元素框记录
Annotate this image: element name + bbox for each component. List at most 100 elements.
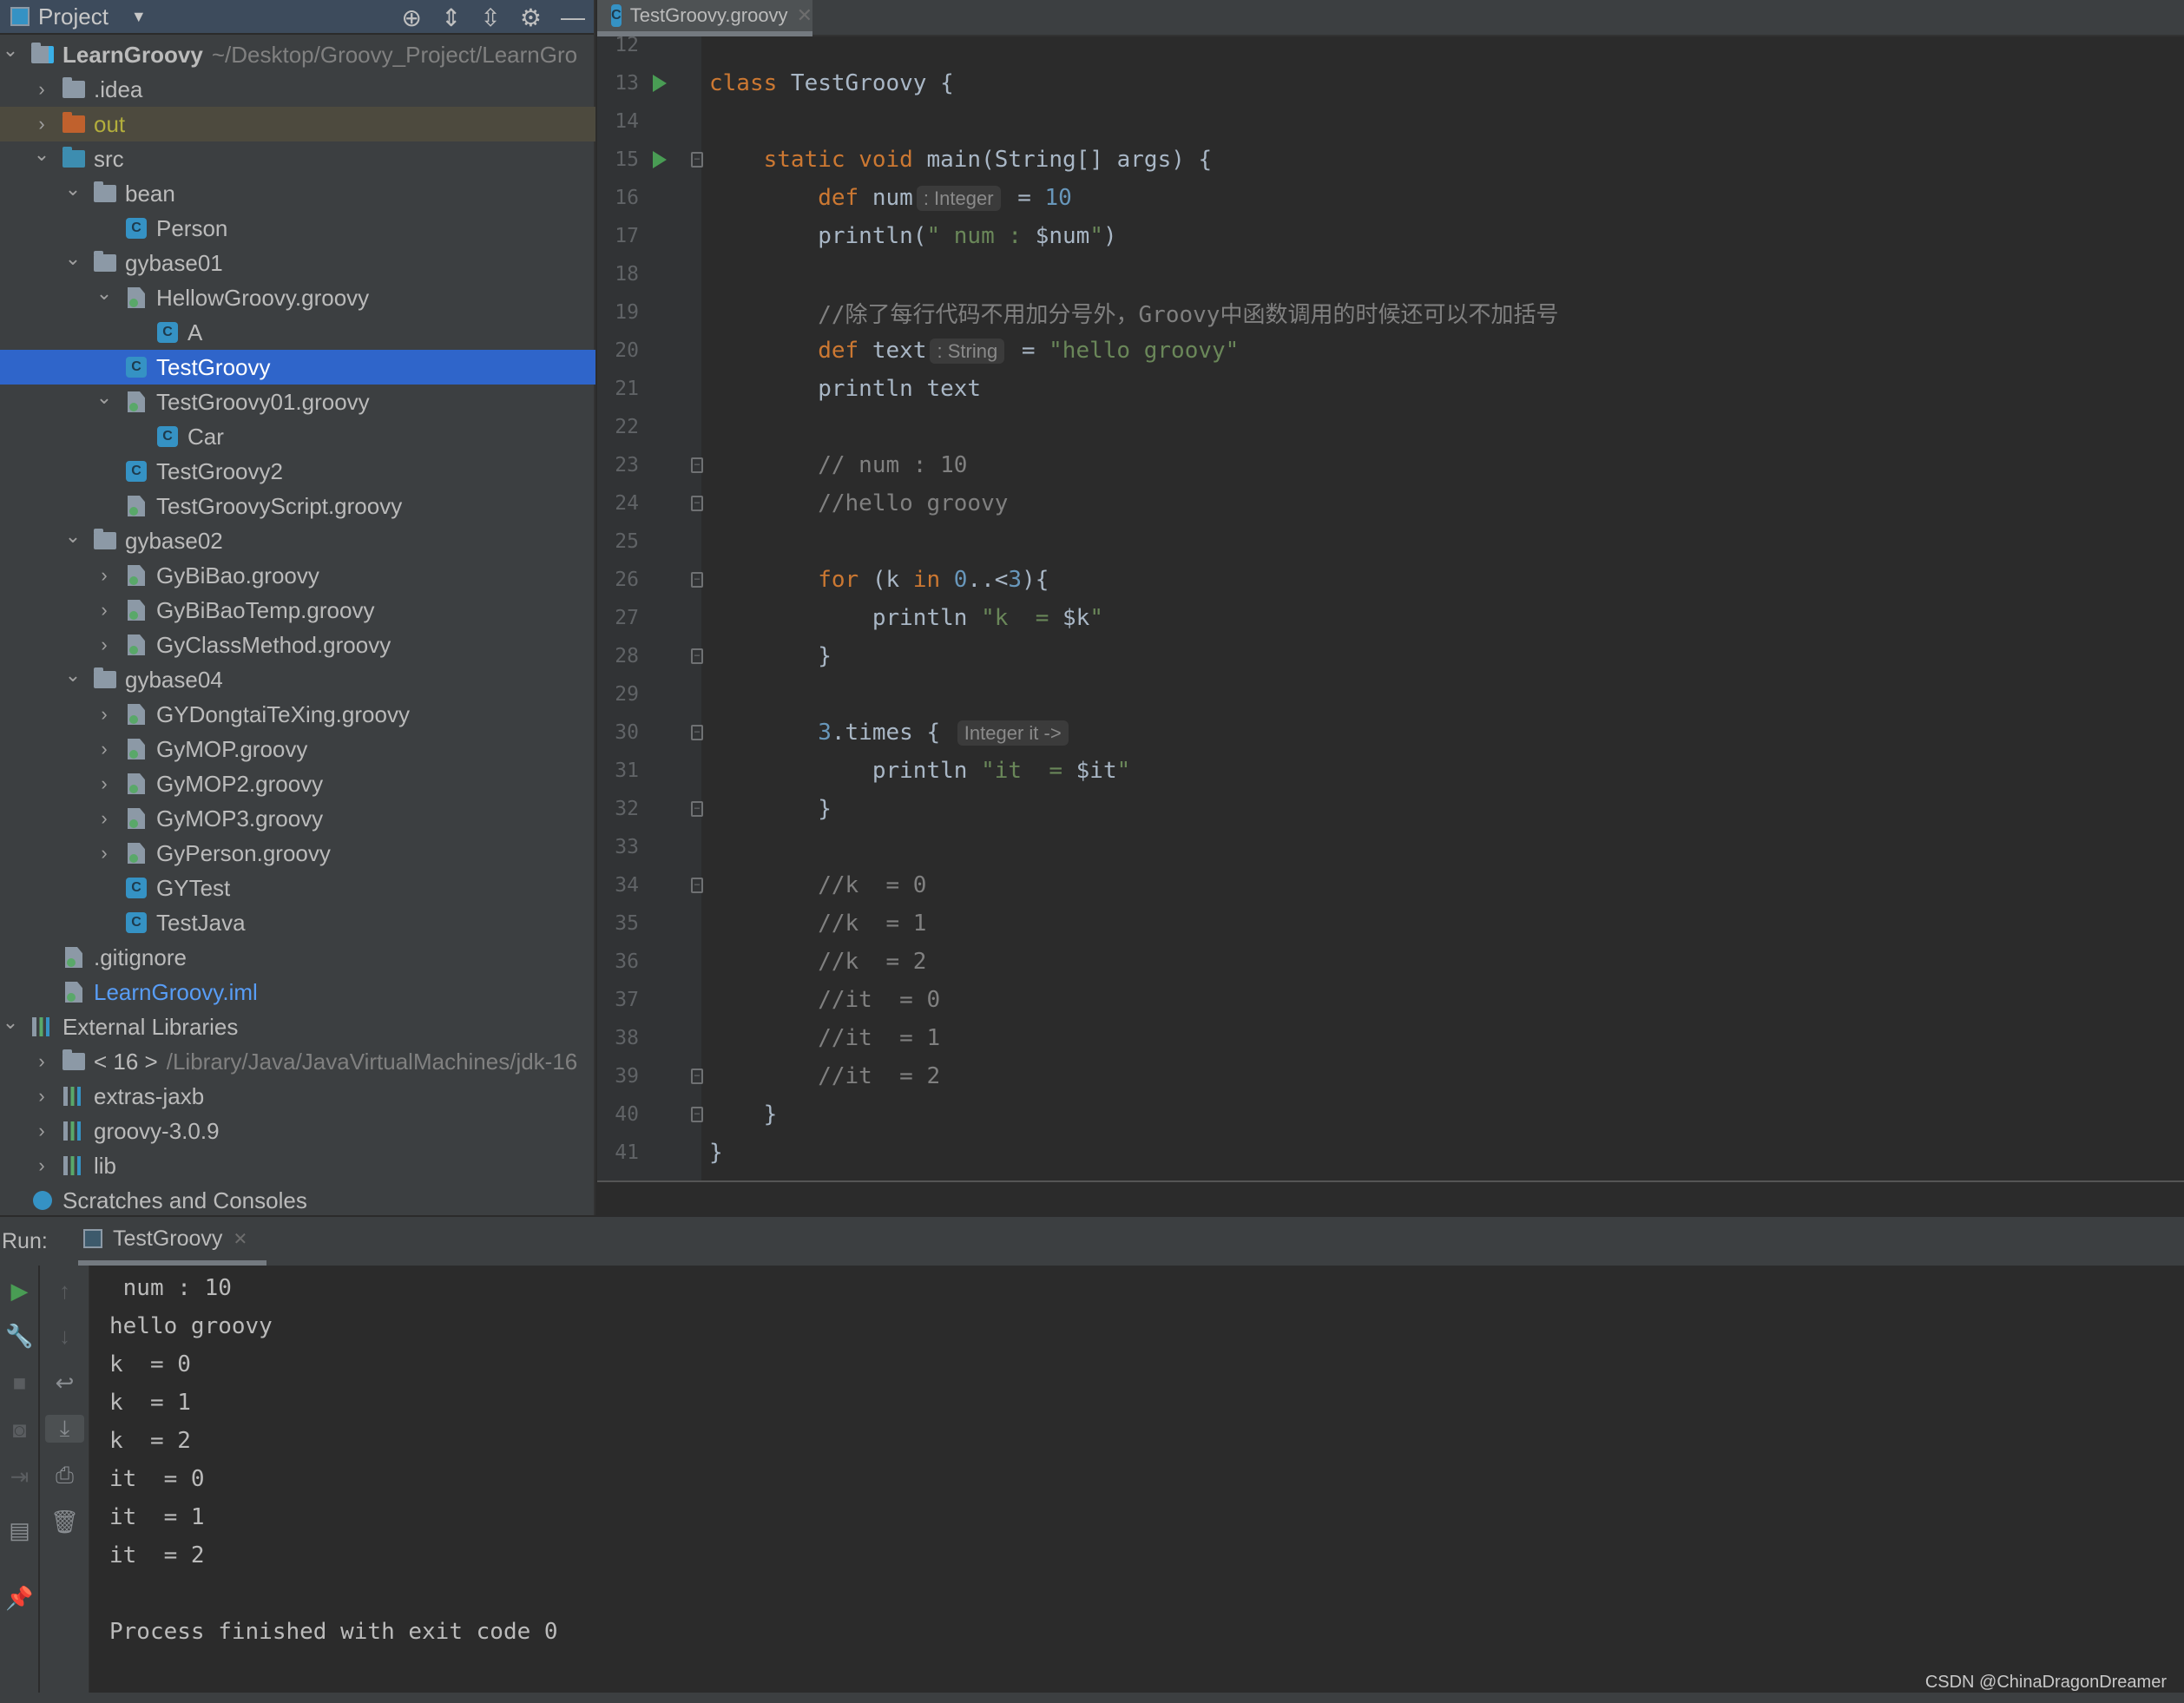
- minimize-icon[interactable]: —: [561, 3, 585, 31]
- fold-marker-icon[interactable]: −: [691, 801, 703, 817]
- chevron-right-icon[interactable]: ›: [33, 1085, 50, 1108]
- tree-item[interactable]: › GyMOP.groovy: [0, 732, 595, 766]
- tree-item[interactable]: LearnGroovy.iml: [0, 975, 595, 1009]
- run-tab[interactable]: TestGroovy ✕: [78, 1217, 267, 1266]
- fold-marker-icon[interactable]: −: [691, 572, 703, 588]
- tree-item[interactable]: C GYTest: [0, 871, 595, 905]
- chevron-right-icon[interactable]: ›: [33, 1050, 50, 1073]
- chevron-right-icon[interactable]: ›: [95, 703, 113, 726]
- chevron-down-icon[interactable]: ⌄: [64, 247, 82, 270]
- run-tab-label: TestGroovy: [113, 1226, 223, 1251]
- code-token: println: [709, 605, 982, 631]
- chevron-right-icon[interactable]: ›: [33, 78, 50, 101]
- tree-item[interactable]: C TestJava: [0, 905, 595, 940]
- rerun-icon[interactable]: ▶: [0, 1278, 39, 1305]
- scroll-to-end-icon[interactable]: ⤓: [45, 1415, 84, 1443]
- tree-item[interactable]: ⌄ gybase01: [0, 246, 595, 280]
- chevron-down-icon[interactable]: ⌄: [64, 664, 82, 687]
- chevron-right-icon[interactable]: ›: [95, 842, 113, 865]
- code-token: 10: [1044, 185, 1072, 211]
- close-icon[interactable]: ✕: [797, 4, 812, 27]
- close-icon[interactable]: ✕: [233, 1228, 247, 1250]
- code-editor[interactable]: 12 13 class TestGroovy {14 15 − static void …: [597, 34, 2184, 1182]
- console-output[interactable]: num : 10 hello groovy k = 0 k = 1 k = 2 it = …: [90, 1267, 2184, 1693]
- stop-icon[interactable]: ■: [0, 1370, 39, 1397]
- chevron-right-icon[interactable]: ›: [95, 773, 113, 795]
- run-gutter-icon[interactable]: [653, 75, 667, 92]
- chevron-down-icon[interactable]: ⌄: [64, 178, 82, 201]
- tree-item[interactable]: › GyMOP2.groovy: [0, 766, 595, 801]
- tree-item[interactable]: ⌄ TestGroovy01.groovy: [0, 385, 595, 419]
- chevron-down-icon[interactable]: ⌄: [33, 143, 50, 166]
- fold-marker-icon[interactable]: −: [691, 496, 703, 511]
- chevron-right-icon[interactable]: ›: [33, 1120, 50, 1142]
- fold-marker-icon[interactable]: −: [691, 1107, 703, 1122]
- target-icon[interactable]: ⊕: [401, 3, 421, 32]
- tree-item[interactable]: CA: [0, 315, 595, 350]
- wrench-icon[interactable]: 🔧: [0, 1323, 39, 1350]
- tree-item[interactable]: ⌄ gybase04: [0, 662, 595, 697]
- chevron-right-icon[interactable]: ›: [95, 807, 113, 830]
- tree-item[interactable]: › out: [0, 107, 595, 141]
- tree-item[interactable]: › .idea: [0, 72, 595, 107]
- chevron-down-icon[interactable]: ⌄: [2, 39, 19, 62]
- chevron-right-icon[interactable]: ›: [95, 738, 113, 760]
- project-view-selector[interactable]: Project: [38, 3, 109, 30]
- exit-icon[interactable]: ⇥: [0, 1463, 39, 1490]
- chevron-down-icon[interactable]: ⌄: [95, 386, 113, 409]
- layout-icon[interactable]: ▤: [0, 1517, 39, 1544]
- soft-wrap-icon[interactable]: ↩: [45, 1370, 84, 1397]
- fold-marker-icon[interactable]: −: [691, 1068, 703, 1084]
- arrow-down-icon[interactable]: ↓: [45, 1323, 84, 1350]
- tree-item[interactable]: ⌄ src: [0, 141, 595, 176]
- chevron-down-icon[interactable]: ⌄: [95, 282, 113, 305]
- tree-item[interactable]: C Person: [0, 211, 595, 246]
- fold-marker-icon[interactable]: −: [691, 648, 703, 664]
- chevron-down-icon[interactable]: ⌄: [64, 525, 82, 548]
- fold-marker-icon[interactable]: −: [691, 457, 703, 473]
- tree-item[interactable]: › GYDongtaiTeXing.groovy: [0, 697, 595, 732]
- chevron-right-icon[interactable]: ›: [95, 634, 113, 656]
- tree-item[interactable]: ⌄ HellowGroovy.groovy: [0, 280, 595, 315]
- trash-icon[interactable]: 🗑: [45, 1509, 84, 1535]
- tree-item[interactable]: › GyBiBaoTemp.groovy: [0, 593, 595, 628]
- fold-marker-icon[interactable]: −: [691, 725, 703, 740]
- tree-item[interactable]: ⌄ LearnGroovy ~/Desktop/Groovy_Project/Lea…: [0, 37, 595, 72]
- tree-item[interactable]: › GyPerson.groovy: [0, 836, 595, 871]
- tree-item[interactable]: › GyClassMethod.groovy: [0, 628, 595, 662]
- tree-item[interactable]: ⌄ bean: [0, 176, 595, 211]
- fold-marker-icon[interactable]: −: [691, 152, 703, 168]
- tree-item[interactable]: .gitignore: [0, 940, 595, 975]
- code-token: .times {: [831, 720, 954, 746]
- expand-all-icon[interactable]: ⇕: [441, 3, 461, 32]
- run-gutter-icon[interactable]: [653, 151, 667, 168]
- tree-item[interactable]: › lib: [0, 1148, 595, 1183]
- chevron-down-icon[interactable]: ⌄: [2, 1011, 19, 1034]
- tree-item[interactable]: › extras-jaxb: [0, 1079, 595, 1114]
- chevron-right-icon[interactable]: ›: [95, 599, 113, 621]
- chevron-right-icon[interactable]: ›: [33, 1154, 50, 1177]
- tree-item[interactable]: › groovy-3.0.9: [0, 1114, 595, 1148]
- arrow-up-icon[interactable]: ↑: [45, 1278, 84, 1305]
- gear-icon[interactable]: ⚙: [520, 3, 542, 32]
- code-token: ": [1089, 605, 1103, 631]
- tree-item[interactable]: Scratches and Consoles: [0, 1183, 595, 1218]
- tree-item[interactable]: ⌄ External Libraries: [0, 1009, 595, 1044]
- tree-item[interactable]: TestGroovyScript.groovy: [0, 489, 595, 523]
- tree-item[interactable]: › GyBiBao.groovy: [0, 558, 595, 593]
- tree-item[interactable]: C TestGroovy2: [0, 454, 595, 489]
- tree-item[interactable]: › < 16 > /Library/Java/JavaVirtualMachines…: [0, 1044, 595, 1079]
- camera-icon[interactable]: ◙: [0, 1417, 39, 1443]
- tree-item[interactable]: C Car: [0, 419, 595, 454]
- fold-marker-icon[interactable]: −: [691, 878, 703, 893]
- print-icon[interactable]: ⎙: [45, 1462, 84, 1489]
- tree-item[interactable]: C TestGroovy: [0, 350, 595, 385]
- line-number: 32: [615, 798, 639, 820]
- chevron-down-icon[interactable]: ▼: [131, 8, 147, 26]
- chevron-right-icon[interactable]: ›: [33, 113, 50, 135]
- chevron-right-icon[interactable]: ›: [95, 564, 113, 587]
- collapse-all-icon[interactable]: ⇳: [480, 3, 500, 32]
- tree-item[interactable]: › GyMOP3.groovy: [0, 801, 595, 836]
- pin-icon[interactable]: 📌: [0, 1585, 39, 1612]
- tree-item[interactable]: ⌄ gybase02: [0, 523, 595, 558]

[任务说明]:
请将材料中从含有“- minimize-icon[interactable]: —: [561, 3, 585, 31]”的那一行起、到含有“- run-tab[interactable]: TestGroovy”的那一行为止（两端都算在内）的各行转换成一个 JSON 字符串列表，每行对应一个字符串，空行略去。

[参考答案]:
[
  "- minimize-icon[interactable]: —: [561, 3, 585, 31]",
  "- fold-marker-icon[interactable]: −: [691, 801, 703, 817]",
  "- chevron-right-icon[interactable]: ›: [33, 1085, 50, 1108]",
  "- tree-item[interactable]: › GyMOP.groovy: [0, 732, 595, 766]",
  "- tree-item[interactable]: LearnGroovy.iml: [0, 975, 595, 1009]",
  "- run-tab[interactable]: TestGroovy ✕: [78, 1217, 267, 1266]"
]